### WORK TO COMPLETE
**1.** In the Caravan Club sites thread, how much per night does CurlyBoy say the Bristol site costs?
**2.** Retype everything in the Caravan Club sites thread from "When I have" down to "(Dec 8, 2010)".
**3.** Write what comes next in the forum thread about Caravan Club sites, picking up after its last line.

### PASSAGE PROVIDED
= = = = =

# Caravan club sites



## CurlyBoy (Jan 13, 2008)

We are currently very comfortably pitched on the CC site in Bristol, yes I know it's expensive at £17 a night, but good value for the convenience and security of camping in a city center, don't you think.
Curlyboy


----------



## shedbrewer (Jan 6, 2007)

*CC Club sites*

Glad you're enjoying the Baltic Wharf site, Patty & I try to get there whenever we can, it is a good site, yes expensive, as are most CC sites, but still usually top of our list of where to get to from rural Cornwall. Jack & Patty


----------



## pippin (Nov 15, 2007)

I would much rather be on a campsite somewhere else - like the south of Spain or Morocco :lol:


----------



## FoweyBoy (Dec 7, 2006)

When I have tried to stay at Baltic Wharf its been fully booked thanks to the ability of members to book with no deposit.


----------



## padraigpost (Dec 8, 2010)

Stayed at Baltic wharf at Christmas enjoyed it very much, booked again for Christmas this year,you have to book well in advance.
Don


----------



## bognormike (May 10, 2005)

I booked today for 2 nights next week, seems plenty of space midweek, full up all weekends!

I find that the CC sites are good value at this time of year, but avoid at peak seasons when prices get silly.


----------



## CurlyBoy (Jan 13, 2008)

pippin said:


> I would much rather be on a campsite somewhere else - like the south of Spain or Morocco :lol:


Yep, quite agree, but then this is just a warm up lap before our planned six months in France   

Curlyboy


----------



## cheshiregordon (Sep 24, 2011)

its convenient for the city but hardly one of the CC best sites and very over priced.


----------



## wakk44 (Jun 15, 2006)

bognormike said:


> ..............................
> 
> I find that the CC sites are good value at this time of year, but avoid at peak seasons when prices get silly.


Yes,I agree they are expensive in the summer but good value in the winter considering the facilities.How much would it cost to park a car in Bristol for 24 hours I wonder-and you don't get a hook up and excellent(heated?)shower block.

I find the [email protected] temporary holiday sites are good value in peak season,they are usually in good locations with minimal facilities and cost around £10-£12 p/n.


----------



## bognormike (May 10, 2005)

wakk44 said:


> bognormike said:
> 
> 
> > ..............................
> ...


or less, Steve!


----------



## Bubblehead (Mar 5, 2007)

Guys

When in Bristol you have to try this restaurant, its simply awwwwwwwwsome. We went there for a works Christmas do and I thought it was going to be the same old buffet style thing, how wrong can you be. The food is incredible 

Andy

http://www.zazabazaar.com/


----------



## andyandsue (Sep 7, 2008)

= = = = =

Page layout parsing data
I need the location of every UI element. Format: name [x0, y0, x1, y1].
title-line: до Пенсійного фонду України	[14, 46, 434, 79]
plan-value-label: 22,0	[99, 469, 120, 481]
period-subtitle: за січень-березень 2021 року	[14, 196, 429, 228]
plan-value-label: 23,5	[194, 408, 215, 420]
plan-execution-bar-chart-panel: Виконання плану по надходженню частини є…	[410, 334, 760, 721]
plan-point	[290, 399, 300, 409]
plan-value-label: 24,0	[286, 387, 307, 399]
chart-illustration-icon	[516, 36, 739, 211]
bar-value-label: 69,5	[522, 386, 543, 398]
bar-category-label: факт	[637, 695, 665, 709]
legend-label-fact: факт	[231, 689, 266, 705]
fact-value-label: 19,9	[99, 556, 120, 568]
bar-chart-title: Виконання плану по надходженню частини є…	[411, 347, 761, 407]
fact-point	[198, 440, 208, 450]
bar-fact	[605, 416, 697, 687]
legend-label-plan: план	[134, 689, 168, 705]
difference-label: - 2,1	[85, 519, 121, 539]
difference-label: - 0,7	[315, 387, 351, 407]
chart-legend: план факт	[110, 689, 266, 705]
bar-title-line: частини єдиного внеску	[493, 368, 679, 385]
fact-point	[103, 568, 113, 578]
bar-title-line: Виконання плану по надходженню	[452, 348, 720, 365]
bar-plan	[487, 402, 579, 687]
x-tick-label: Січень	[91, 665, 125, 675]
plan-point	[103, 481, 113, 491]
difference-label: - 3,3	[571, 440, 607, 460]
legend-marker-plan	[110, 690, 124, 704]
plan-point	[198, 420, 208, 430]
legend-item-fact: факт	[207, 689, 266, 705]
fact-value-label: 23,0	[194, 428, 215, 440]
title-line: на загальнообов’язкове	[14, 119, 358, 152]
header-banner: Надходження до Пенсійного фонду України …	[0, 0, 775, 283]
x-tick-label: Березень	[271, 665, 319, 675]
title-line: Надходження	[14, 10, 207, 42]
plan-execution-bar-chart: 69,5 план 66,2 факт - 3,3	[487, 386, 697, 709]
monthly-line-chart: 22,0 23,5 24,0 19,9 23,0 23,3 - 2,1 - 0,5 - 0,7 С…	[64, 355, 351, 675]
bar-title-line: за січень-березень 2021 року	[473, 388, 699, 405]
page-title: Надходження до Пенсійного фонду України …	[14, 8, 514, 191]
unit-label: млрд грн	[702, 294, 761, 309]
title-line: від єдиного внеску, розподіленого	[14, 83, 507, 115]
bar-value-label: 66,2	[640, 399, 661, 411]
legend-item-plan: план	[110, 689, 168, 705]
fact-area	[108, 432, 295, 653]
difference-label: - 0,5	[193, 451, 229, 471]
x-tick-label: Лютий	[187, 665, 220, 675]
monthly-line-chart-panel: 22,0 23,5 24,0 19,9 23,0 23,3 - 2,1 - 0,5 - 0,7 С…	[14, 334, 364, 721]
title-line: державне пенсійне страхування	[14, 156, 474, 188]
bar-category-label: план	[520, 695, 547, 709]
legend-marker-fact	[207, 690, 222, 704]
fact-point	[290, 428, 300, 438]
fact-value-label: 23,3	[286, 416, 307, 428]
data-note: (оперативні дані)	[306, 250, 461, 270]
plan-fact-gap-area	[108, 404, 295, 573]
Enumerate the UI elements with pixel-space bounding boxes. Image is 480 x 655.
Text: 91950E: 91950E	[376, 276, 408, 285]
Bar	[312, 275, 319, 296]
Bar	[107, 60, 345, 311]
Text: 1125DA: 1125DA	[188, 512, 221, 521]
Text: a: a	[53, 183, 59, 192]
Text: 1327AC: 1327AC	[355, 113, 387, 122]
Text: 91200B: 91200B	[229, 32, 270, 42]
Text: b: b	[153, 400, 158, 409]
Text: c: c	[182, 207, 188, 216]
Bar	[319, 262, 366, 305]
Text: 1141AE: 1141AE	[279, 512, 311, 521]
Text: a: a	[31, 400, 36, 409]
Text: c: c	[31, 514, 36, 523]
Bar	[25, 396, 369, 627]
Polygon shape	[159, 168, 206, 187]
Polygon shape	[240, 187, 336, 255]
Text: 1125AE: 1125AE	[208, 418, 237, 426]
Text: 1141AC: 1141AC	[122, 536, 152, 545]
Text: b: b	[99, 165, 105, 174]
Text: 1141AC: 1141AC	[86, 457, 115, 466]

= = = = =

### PER-TASK OUTPUTS
**1.** £17 a night.

**2.**
When I have tried to stay at Baltic Wharf its been fully booked thanks to the ability of members to book with no deposit.


----------



## padraigpost (Dec 8, 2010)

**3.**
*city sites*

yep we are members of both clubs mostly for their city sites....and cl,s !!!....(don't tell anyone as it will ruin our street cred )


----------



## spykal (May 9, 2005)

Hi

We don't visit many CC sites but we do visit one site quite often as we have family living nearby and it is a nice site and obviously very convenient as we can cycle to the house.

On one of our planned visits last year the weather and rain put the trip in doubt on the morning of our planned visit. We have other local family whose house is subject to flooding and it is all Hands to the moving when floods threaten.

So with the clubs rule in mind:

_Late Cancellation Policy

The minimum notice required for any pitch cancellation is 72 hours, this will be calculated from Midday on your arrival date. Members who cancel inside this period or fail to turn up at a booked pitch on three occasions between 1 January and 31 December will be contacted and may have their membership suspended for 14 days and forward bookings cancelled._

I phoned and said I may not arrive on the day as booked so not wanting to get a strike against my name I offered to pay....... I was quite taken aback to be told "sorry you cannot do that...if you don't show you will get a strike against you"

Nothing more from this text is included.